**STATED PROBLEM**
Locate the word "JSON" in the data below, then copy every line that holds it.

··· DATA SUPPLIED ···

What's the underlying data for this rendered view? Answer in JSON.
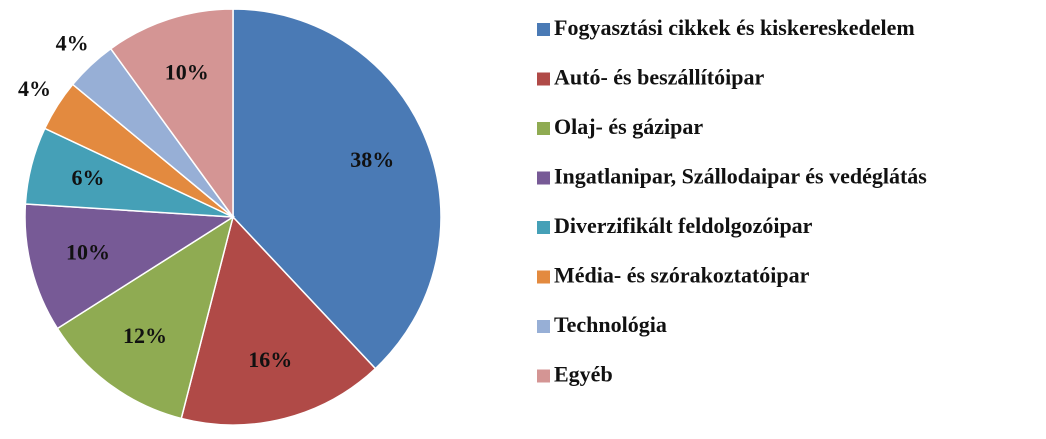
{
  "chart_data": {
    "type": "pie",
    "series": [
      {
        "name": "Fogyasztási cikkek és kiskereskedelem",
        "color": "#4a7ab5",
        "values": [
          38
        ],
        "value_labels": [
          "38%"
        ]
      },
      {
        "name": "Autó- és beszállítóipar",
        "color": "#b04a47",
        "values": [
          16
        ],
        "value_labels": [
          "16%"
        ]
      },
      {
        "name": "Olaj- és gázipar",
        "color": "#8fab52",
        "values": [
          12
        ],
        "value_labels": [
          "12%"
        ]
      },
      {
        "name": "Ingatlanipar, Szállodaipar és vedéglátás",
        "color": "#775a96",
        "values": [
          10
        ],
        "value_labels": [
          "10%"
        ]
      },
      {
        "name": "Diverzifikált feldolgozóipar",
        "color": "#45a0b7",
        "values": [
          6
        ],
        "value_labels": [
          "6%"
        ]
      },
      {
        "name": "Média- és szórakoztatóipar",
        "color": "#e38a3f",
        "values": [
          4
        ],
        "value_labels": [
          "4%"
        ]
      },
      {
        "name": "Technológia",
        "color": "#97afd6",
        "values": [
          4
        ],
        "value_labels": [
          "4%"
        ]
      },
      {
        "name": "Egyéb",
        "color": "#d49594",
        "values": [
          10
        ],
        "value_labels": [
          "10%"
        ]
      }
    ]
  }
}
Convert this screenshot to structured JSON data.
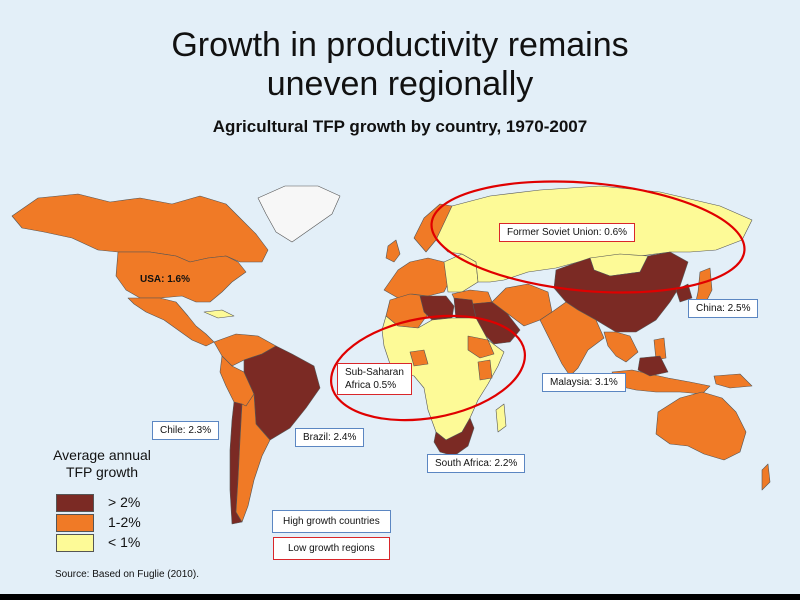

···

**FINISHED EXERCISE**
What's the underlying data for this rendered view? Answer in JSON.
Convert this screenshot to structured JSON data.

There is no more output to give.